EXERCISE DETAILS
Determine the number of lines in these entries that hold the word "icon". Give the number and nothing more.

Start INFORMATION SHOWN

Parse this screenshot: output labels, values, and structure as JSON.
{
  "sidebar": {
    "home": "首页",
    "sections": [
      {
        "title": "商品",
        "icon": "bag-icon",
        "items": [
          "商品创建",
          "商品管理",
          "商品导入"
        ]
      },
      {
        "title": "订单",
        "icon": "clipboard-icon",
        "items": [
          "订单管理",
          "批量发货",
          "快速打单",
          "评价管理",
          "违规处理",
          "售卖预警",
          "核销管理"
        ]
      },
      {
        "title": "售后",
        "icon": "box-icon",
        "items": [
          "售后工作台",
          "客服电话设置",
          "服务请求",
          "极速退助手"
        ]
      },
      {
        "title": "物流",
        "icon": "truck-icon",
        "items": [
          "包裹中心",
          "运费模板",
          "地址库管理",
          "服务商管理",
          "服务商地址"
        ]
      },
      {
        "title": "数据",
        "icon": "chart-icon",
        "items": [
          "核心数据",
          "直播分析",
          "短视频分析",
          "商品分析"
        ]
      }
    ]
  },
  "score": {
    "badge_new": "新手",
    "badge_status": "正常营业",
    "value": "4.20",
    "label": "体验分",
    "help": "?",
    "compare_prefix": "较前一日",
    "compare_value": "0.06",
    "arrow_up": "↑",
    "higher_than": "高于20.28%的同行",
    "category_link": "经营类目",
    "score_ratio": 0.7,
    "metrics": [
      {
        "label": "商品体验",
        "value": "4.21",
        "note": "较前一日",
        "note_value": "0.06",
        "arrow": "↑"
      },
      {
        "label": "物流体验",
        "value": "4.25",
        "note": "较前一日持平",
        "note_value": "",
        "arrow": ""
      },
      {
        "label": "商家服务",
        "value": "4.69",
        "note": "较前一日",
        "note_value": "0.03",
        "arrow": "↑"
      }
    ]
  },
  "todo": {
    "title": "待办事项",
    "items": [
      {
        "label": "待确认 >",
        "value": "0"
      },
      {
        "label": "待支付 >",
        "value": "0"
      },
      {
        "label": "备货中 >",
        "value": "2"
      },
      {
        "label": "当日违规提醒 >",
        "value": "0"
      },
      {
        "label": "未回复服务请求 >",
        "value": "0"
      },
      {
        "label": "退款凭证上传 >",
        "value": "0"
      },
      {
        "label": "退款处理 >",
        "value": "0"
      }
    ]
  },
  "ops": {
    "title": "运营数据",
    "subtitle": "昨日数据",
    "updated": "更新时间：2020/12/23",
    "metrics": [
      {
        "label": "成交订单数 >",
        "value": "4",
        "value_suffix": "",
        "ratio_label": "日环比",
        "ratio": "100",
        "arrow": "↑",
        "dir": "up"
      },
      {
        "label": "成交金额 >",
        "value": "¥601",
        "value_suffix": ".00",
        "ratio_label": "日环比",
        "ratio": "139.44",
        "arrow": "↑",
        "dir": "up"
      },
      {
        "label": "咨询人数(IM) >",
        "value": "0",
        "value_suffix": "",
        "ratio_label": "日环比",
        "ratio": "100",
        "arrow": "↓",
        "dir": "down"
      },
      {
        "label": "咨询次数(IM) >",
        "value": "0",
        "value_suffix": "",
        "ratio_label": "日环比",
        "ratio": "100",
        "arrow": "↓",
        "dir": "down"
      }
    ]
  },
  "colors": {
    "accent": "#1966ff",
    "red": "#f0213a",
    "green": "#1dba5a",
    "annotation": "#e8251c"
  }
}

End INFORMATION SHOWN
Start INFORMATION SHOWN

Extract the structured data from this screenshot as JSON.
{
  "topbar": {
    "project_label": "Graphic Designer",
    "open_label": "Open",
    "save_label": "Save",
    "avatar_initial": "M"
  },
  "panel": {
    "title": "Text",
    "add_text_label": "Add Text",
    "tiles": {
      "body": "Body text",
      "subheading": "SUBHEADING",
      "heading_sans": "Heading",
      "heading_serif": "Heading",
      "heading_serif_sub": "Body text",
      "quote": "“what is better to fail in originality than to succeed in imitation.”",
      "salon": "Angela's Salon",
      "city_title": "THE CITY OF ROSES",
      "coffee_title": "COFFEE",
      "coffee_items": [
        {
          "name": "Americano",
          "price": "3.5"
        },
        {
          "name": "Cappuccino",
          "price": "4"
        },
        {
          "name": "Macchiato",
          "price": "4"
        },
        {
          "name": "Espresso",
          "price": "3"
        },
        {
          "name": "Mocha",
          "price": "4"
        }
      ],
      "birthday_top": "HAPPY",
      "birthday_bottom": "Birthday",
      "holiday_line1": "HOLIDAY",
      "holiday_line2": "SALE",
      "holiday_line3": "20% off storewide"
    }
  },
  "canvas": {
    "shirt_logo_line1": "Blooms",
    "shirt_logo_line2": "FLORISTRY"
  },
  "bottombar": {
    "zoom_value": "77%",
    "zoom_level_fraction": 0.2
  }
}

End INFORMATION SHOWN
Start INFORMATION SHOWN

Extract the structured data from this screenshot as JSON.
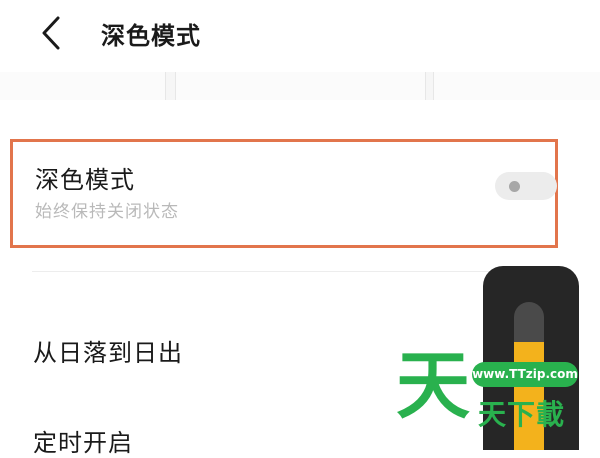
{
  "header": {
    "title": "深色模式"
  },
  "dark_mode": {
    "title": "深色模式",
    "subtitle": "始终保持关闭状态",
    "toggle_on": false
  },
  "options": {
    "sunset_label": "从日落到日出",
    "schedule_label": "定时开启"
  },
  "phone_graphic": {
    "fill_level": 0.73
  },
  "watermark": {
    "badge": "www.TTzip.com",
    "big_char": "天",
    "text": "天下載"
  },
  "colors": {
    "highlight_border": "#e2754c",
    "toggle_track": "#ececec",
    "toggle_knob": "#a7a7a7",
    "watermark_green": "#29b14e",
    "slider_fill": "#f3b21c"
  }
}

End INFORMATION SHOWN

OUTPUT BELOW
5